Directive =
Narrow the data below down to the lines containing "location".

────

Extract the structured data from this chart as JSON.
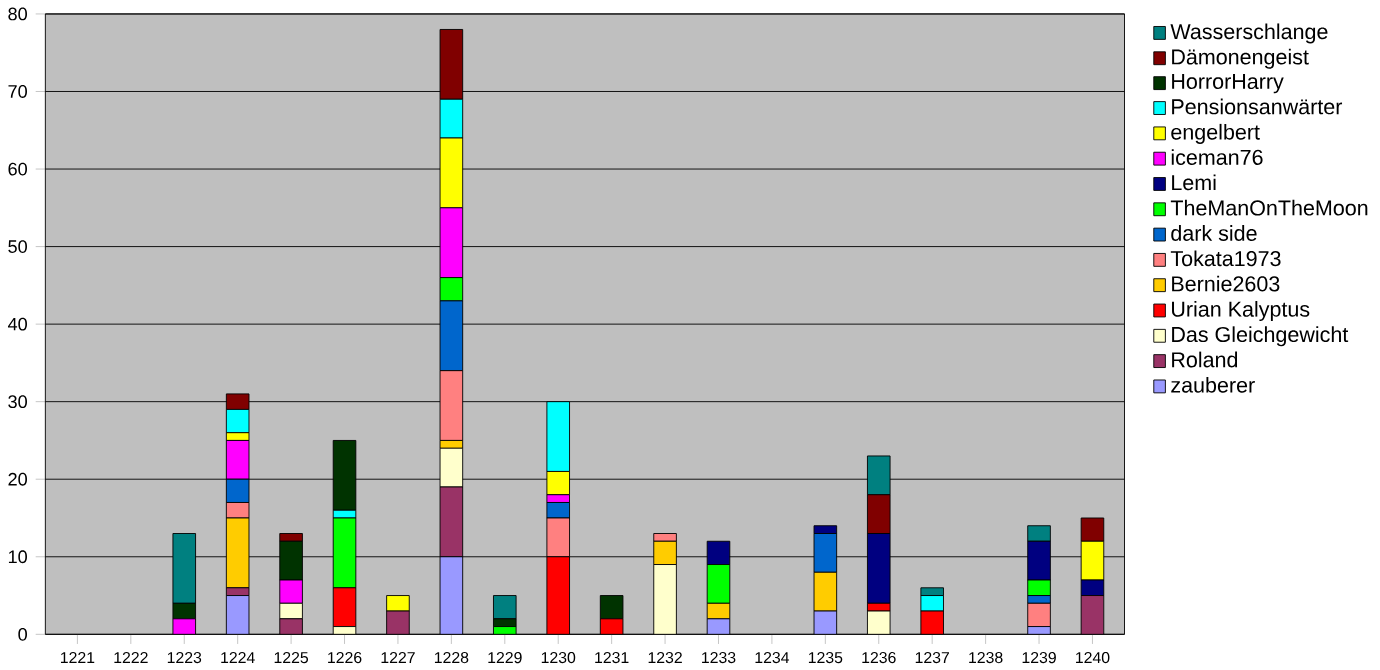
{
  "chart_data": {
    "type": "bar",
    "stacked": true,
    "grid": "y",
    "legend": "right",
    "categories": [
      "1221",
      "1222",
      "1223",
      "1224",
      "1225",
      "1226",
      "1227",
      "1228",
      "1229",
      "1230",
      "1231",
      "1232",
      "1233",
      "1234",
      "1235",
      "1236",
      "1237",
      "1238",
      "1239",
      "1240"
    ],
    "ylim": [
      0,
      80
    ],
    "yticks": [
      0,
      10,
      20,
      30,
      40,
      50,
      60,
      70,
      80
    ],
    "series": [
      {
        "name": "zauberer",
        "color": "#9999ff",
        "values": [
          null,
          null,
          null,
          5,
          null,
          null,
          null,
          10,
          null,
          null,
          null,
          null,
          2,
          null,
          3,
          null,
          null,
          null,
          1,
          null
        ]
      },
      {
        "name": "Roland",
        "color": "#993366",
        "values": [
          null,
          null,
          null,
          1,
          2,
          null,
          3,
          9,
          null,
          null,
          null,
          null,
          null,
          null,
          null,
          null,
          null,
          null,
          null,
          5
        ]
      },
      {
        "name": "Das Gleichgewicht",
        "color": "#ffffcc",
        "values": [
          null,
          null,
          null,
          null,
          2,
          1,
          null,
          5,
          null,
          null,
          null,
          9,
          null,
          null,
          null,
          3,
          null,
          null,
          null,
          null
        ]
      },
      {
        "name": "Urian Kalyptus",
        "color": "#ff0000",
        "values": [
          null,
          null,
          null,
          null,
          null,
          5,
          null,
          null,
          null,
          10,
          2,
          null,
          null,
          null,
          null,
          1,
          3,
          null,
          null,
          null
        ]
      },
      {
        "name": "Bernie2603",
        "color": "#ffcc00",
        "values": [
          null,
          null,
          null,
          9,
          null,
          null,
          null,
          1,
          null,
          null,
          null,
          3,
          2,
          null,
          5,
          null,
          null,
          null,
          null,
          null
        ]
      },
      {
        "name": "Tokata1973",
        "color": "#ff8080",
        "values": [
          null,
          null,
          null,
          2,
          null,
          null,
          null,
          9,
          null,
          5,
          null,
          1,
          null,
          null,
          null,
          null,
          null,
          null,
          3,
          null
        ]
      },
      {
        "name": "dark side",
        "color": "#0066cc",
        "values": [
          null,
          null,
          null,
          3,
          null,
          null,
          null,
          9,
          null,
          2,
          null,
          null,
          null,
          null,
          5,
          null,
          null,
          null,
          1,
          null
        ]
      },
      {
        "name": "TheManOnTheMoon",
        "color": "#00ff00",
        "values": [
          null,
          null,
          null,
          null,
          null,
          9,
          null,
          3,
          1,
          null,
          null,
          null,
          5,
          null,
          null,
          null,
          null,
          null,
          2,
          null
        ]
      },
      {
        "name": "Lemi",
        "color": "#000080",
        "values": [
          null,
          null,
          null,
          null,
          null,
          null,
          null,
          null,
          null,
          null,
          null,
          null,
          3,
          null,
          1,
          9,
          null,
          null,
          5,
          2
        ]
      },
      {
        "name": "iceman76",
        "color": "#ff00ff",
        "values": [
          null,
          null,
          2,
          5,
          3,
          null,
          null,
          9,
          null,
          1,
          null,
          null,
          null,
          null,
          null,
          null,
          null,
          null,
          null,
          null
        ]
      },
      {
        "name": "engelbert",
        "color": "#ffff00",
        "values": [
          null,
          null,
          null,
          1,
          null,
          null,
          2,
          9,
          null,
          3,
          null,
          null,
          null,
          null,
          null,
          null,
          null,
          null,
          null,
          5
        ]
      },
      {
        "name": "Pensionsanwärter",
        "color": "#00ffff",
        "values": [
          null,
          null,
          null,
          3,
          null,
          1,
          null,
          5,
          null,
          9,
          null,
          null,
          null,
          null,
          null,
          null,
          2,
          null,
          null,
          null
        ]
      },
      {
        "name": "HorrorHarry",
        "color": "#003300",
        "values": [
          null,
          null,
          2,
          null,
          5,
          9,
          null,
          null,
          1,
          null,
          3,
          null,
          null,
          null,
          null,
          null,
          null,
          null,
          null,
          null
        ]
      },
      {
        "name": "Dämonengeist",
        "color": "#800000",
        "values": [
          null,
          null,
          null,
          2,
          1,
          null,
          null,
          9,
          null,
          null,
          null,
          null,
          null,
          null,
          null,
          5,
          null,
          null,
          null,
          3
        ]
      },
      {
        "name": "Wasserschlange",
        "color": "#008080",
        "values": [
          null,
          null,
          9,
          null,
          null,
          null,
          null,
          null,
          3,
          null,
          null,
          null,
          null,
          null,
          null,
          5,
          1,
          null,
          2,
          null
        ]
      }
    ]
  }
}
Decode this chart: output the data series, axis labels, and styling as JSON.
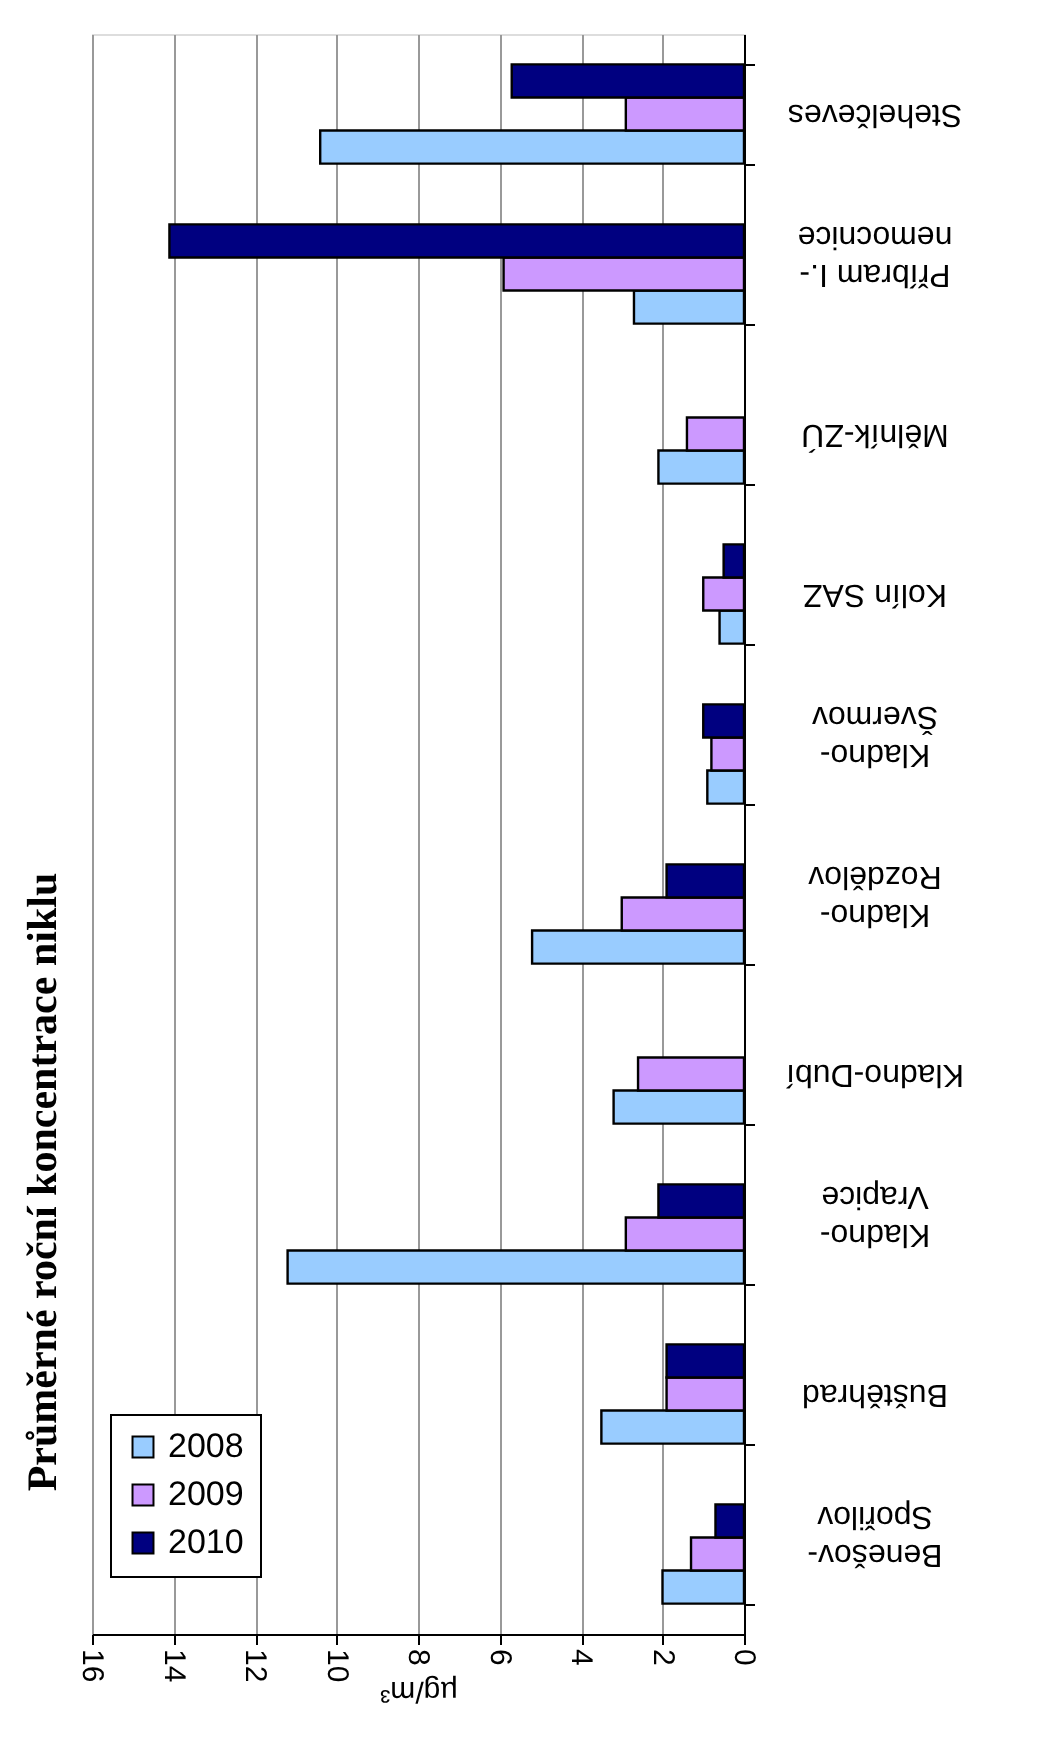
{
  "chart_data": {
    "type": "bar",
    "orientation": "horizontal",
    "title": "Průměrné roční koncentrace niklu",
    "xlabel": "µg/m³",
    "categories": [
      "Stehelčeves",
      "Příbram I.-\nnemocnice",
      "Mělník-ZÚ",
      "Kolín SAZ",
      "Kladno-\nŠvermov",
      "Kladno-\nRozdělov",
      "Kladno-Dubí",
      "Kladno-\nVrapice",
      "Buštěhrad",
      "Benešov-\nSpořilov"
    ],
    "series": [
      {
        "name": "2008",
        "color": "#99ccff",
        "values": [
          10.4,
          2.7,
          2.1,
          0.6,
          0.9,
          5.2,
          3.2,
          11.2,
          3.5,
          2.0
        ]
      },
      {
        "name": "2009",
        "color": "#cc99ff",
        "values": [
          2.9,
          5.9,
          1.4,
          1.0,
          0.8,
          3.0,
          2.6,
          2.9,
          1.9,
          1.3
        ]
      },
      {
        "name": "2010",
        "color": "#000080",
        "values": [
          5.7,
          14.1,
          null,
          0.5,
          1.0,
          1.9,
          null,
          2.1,
          1.9,
          0.7
        ]
      }
    ],
    "xlim": [
      16,
      0
    ],
    "xticks": [
      16,
      14,
      12,
      10,
      8,
      6,
      4,
      2,
      0
    ],
    "grid": "x",
    "legend": "bottom left"
  }
}
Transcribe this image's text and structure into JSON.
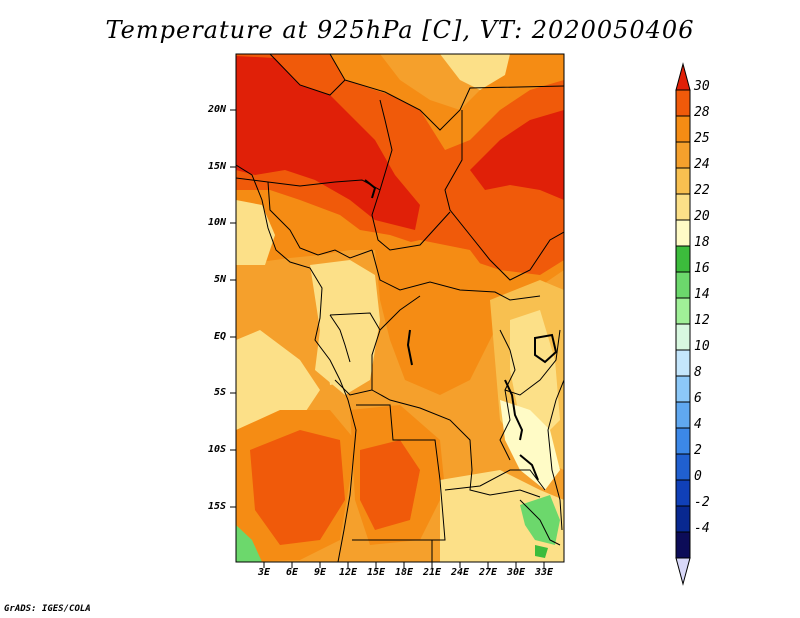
{
  "title": "Temperature at 925hPa [C], VT: 2020050406",
  "credit": "GrADS: IGES/COLA",
  "lat_labels": [
    "20N",
    "15N",
    "10N",
    "5N",
    "EQ",
    "5S",
    "10S",
    "15S"
  ],
  "lon_labels": [
    "3E",
    "6E",
    "9E",
    "12E",
    "15E",
    "18E",
    "21E",
    "24E",
    "27E",
    "30E",
    "33E"
  ],
  "colorbar": {
    "labels": [
      "30",
      "28",
      "25",
      "24",
      "22",
      "20",
      "18",
      "16",
      "14",
      "12",
      "10",
      "8",
      "6",
      "4",
      "2",
      "0",
      "-2",
      "-4"
    ],
    "colors": [
      "#e02008",
      "#f05a0a",
      "#f58c14",
      "#f5a02c",
      "#f8c050",
      "#fce088",
      "#fffbc6",
      "#3cbc3c",
      "#6cd86c",
      "#a0f098",
      "#d8f8e0",
      "#c4e6fc",
      "#8cc8f8",
      "#60a8f0",
      "#3c88e8",
      "#2060d0",
      "#1040b8",
      "#082890",
      "#0c0c58",
      "#d8d8f8"
    ]
  },
  "map_palette": {
    "hot": "#e02008",
    "warm": "#f05a0a",
    "orange": "#f58c14",
    "amber": "#f5a02c",
    "yellow": "#f8c050",
    "pale": "#fce088",
    "cream": "#fffbc6",
    "green": "#6cd86c",
    "darkgreen": "#3cbc3c"
  }
}
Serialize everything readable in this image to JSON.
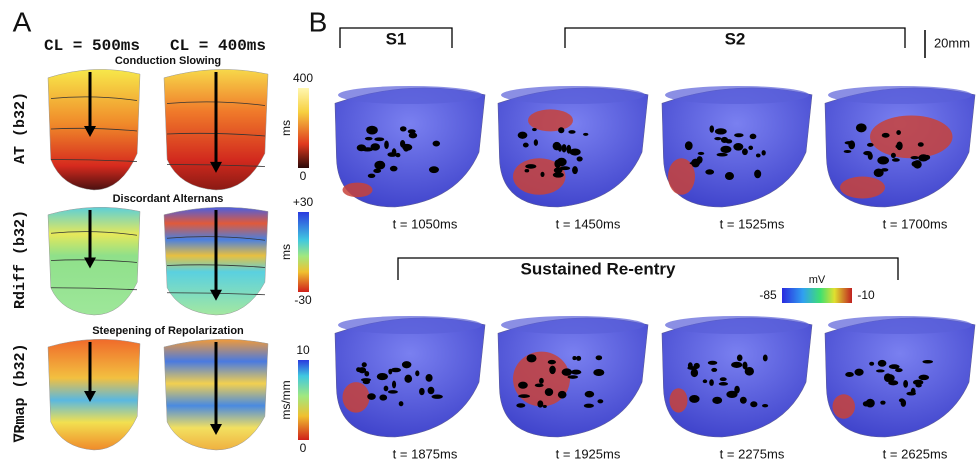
{
  "panel_a": {
    "label": "A",
    "columns": [
      "CL = 500ms",
      "CL = 400ms"
    ],
    "rows": [
      {
        "title": "Conduction Slowing",
        "ylabel": "AT (b32)",
        "colorbar": {
          "max": "400",
          "unit": "ms",
          "min": "0"
        }
      },
      {
        "title": "Discordant Alternans",
        "ylabel": "Rdiff (b32)",
        "colorbar": {
          "max": "+30",
          "unit": "ms",
          "min": "-30"
        }
      },
      {
        "title": "Steepening of Repolarization",
        "ylabel": "∇Rmap (b32)",
        "colorbar": {
          "max": "10",
          "unit": "ms/mm",
          "min": "0"
        }
      }
    ]
  },
  "panel_b": {
    "label": "B",
    "brackets": [
      "S1",
      "S2"
    ],
    "scale": "20mm",
    "frames_top": [
      "t = 1050ms",
      "t = 1450ms",
      "t = 1525ms",
      "t = 1700ms"
    ],
    "reentry_title": "Sustained Re-entry",
    "colorbar": {
      "unit": "mV",
      "min": "-85",
      "max": "-10"
    },
    "frames_bottom": [
      "t = 1875ms",
      "t = 1925ms",
      "t = 2275ms",
      "t = 2625ms"
    ]
  }
}
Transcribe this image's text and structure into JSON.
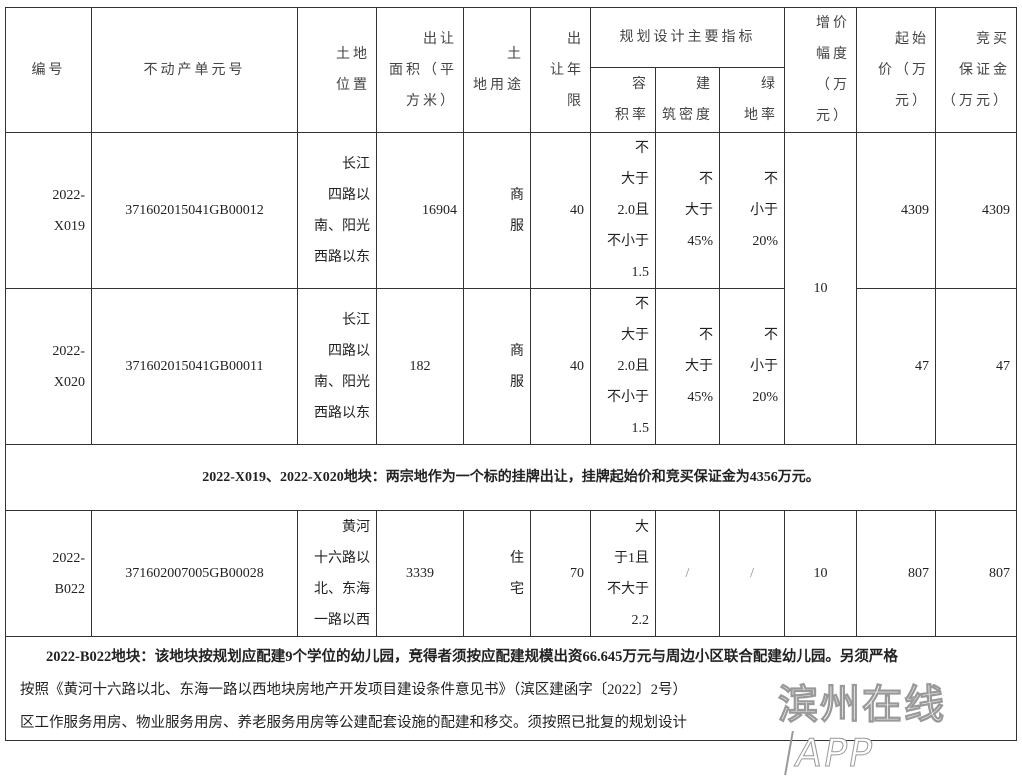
{
  "header": {
    "id": "编号",
    "unit_no": "不动产单元号",
    "location": "土地\n位置",
    "area": "出让\n面积（平\n方米）",
    "use": "土\n地用途",
    "term": "出\n让年限",
    "planning": "规划设计主要指标",
    "far": "容\n积率",
    "density": "建\n筑密度",
    "green": "绿\n地率",
    "increment": "增价\n幅度（万\n元）",
    "start_price": "起始\n价（万\n元）",
    "deposit": "竞买\n保证金\n（万元）"
  },
  "rows": [
    {
      "id": "2022-\nX019",
      "unit_no": "371602015041GB00012",
      "location": "长江\n四路以\n南、阳光\n西路以东",
      "area": "16904",
      "use": "商\n服",
      "term": "40",
      "far": "不\n大于\n2.0且\n不小于\n1.5",
      "density": "不\n大于\n45%",
      "green": "不\n小于\n20%",
      "start_price": "4309",
      "deposit": "4309"
    },
    {
      "id": "2022-\nX020",
      "unit_no": "371602015041GB00011",
      "location": "长江\n四路以\n南、阳光\n西路以东",
      "area": "182",
      "use": "商\n服",
      "term": "40",
      "far": "不\n大于\n2.0且\n不小于\n1.5",
      "density": "不\n大于\n45%",
      "green": "不\n小于\n20%",
      "start_price": "47",
      "deposit": "47"
    },
    {
      "id": "2022-\nB022",
      "unit_no": "371602007005GB00028",
      "location": "黄河\n十六路以\n北、东海\n一路以西",
      "area": "3339",
      "use": "住\n宅",
      "term": "70",
      "far": "大\n于1且\n不大于\n2.2",
      "density": "/",
      "green": "/",
      "increment": "10",
      "start_price": "807",
      "deposit": "807"
    }
  ],
  "shared_increment": "10",
  "note1": "2022-X019、2022-X020地块：两宗地作为一个标的挂牌出让，挂牌起始价和竞买保证金为4356万元。",
  "note2": {
    "line1": "2022-B022地块：该地块按规划应配建9个学位的幼儿园，竞得者须按应配建规模出资66.645万元与周边小区联合配建幼儿园。另须严格",
    "line2": "按照《黄河十六路以北、东海一路以西地块房地产开发项目建设条件意见书》（滨区建函字〔2022〕2号）",
    "line3": "区工作服务用房、物业服务用房、养老服务用房等公建配套设施的配建和移交。须按照已批复的规划设计"
  },
  "watermark": {
    "text": "滨州在线",
    "app": "APP"
  }
}
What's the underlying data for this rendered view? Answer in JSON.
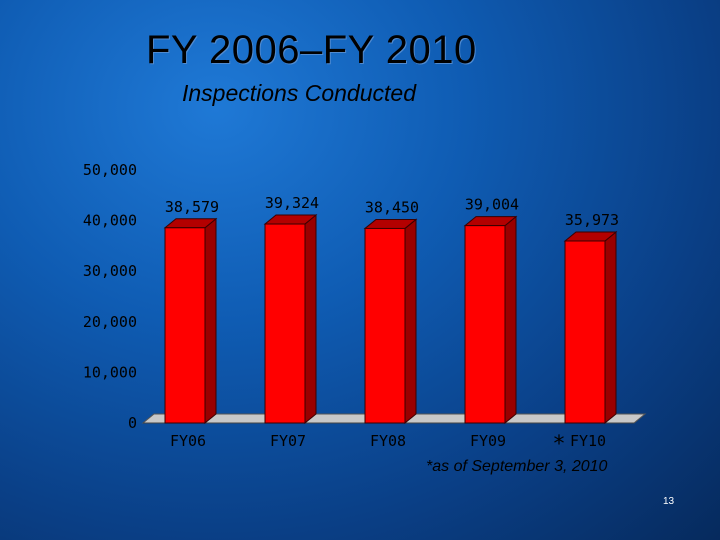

────

Response =
    "location": "土地\n位置",
      "location": "长江\n四路以\n南、阳光\n西路以东",
      "location": "长江\n四路以\n南、阳光\n西路以东",
      "location": "黄河\n十六路以\n北、东海\n一路以西",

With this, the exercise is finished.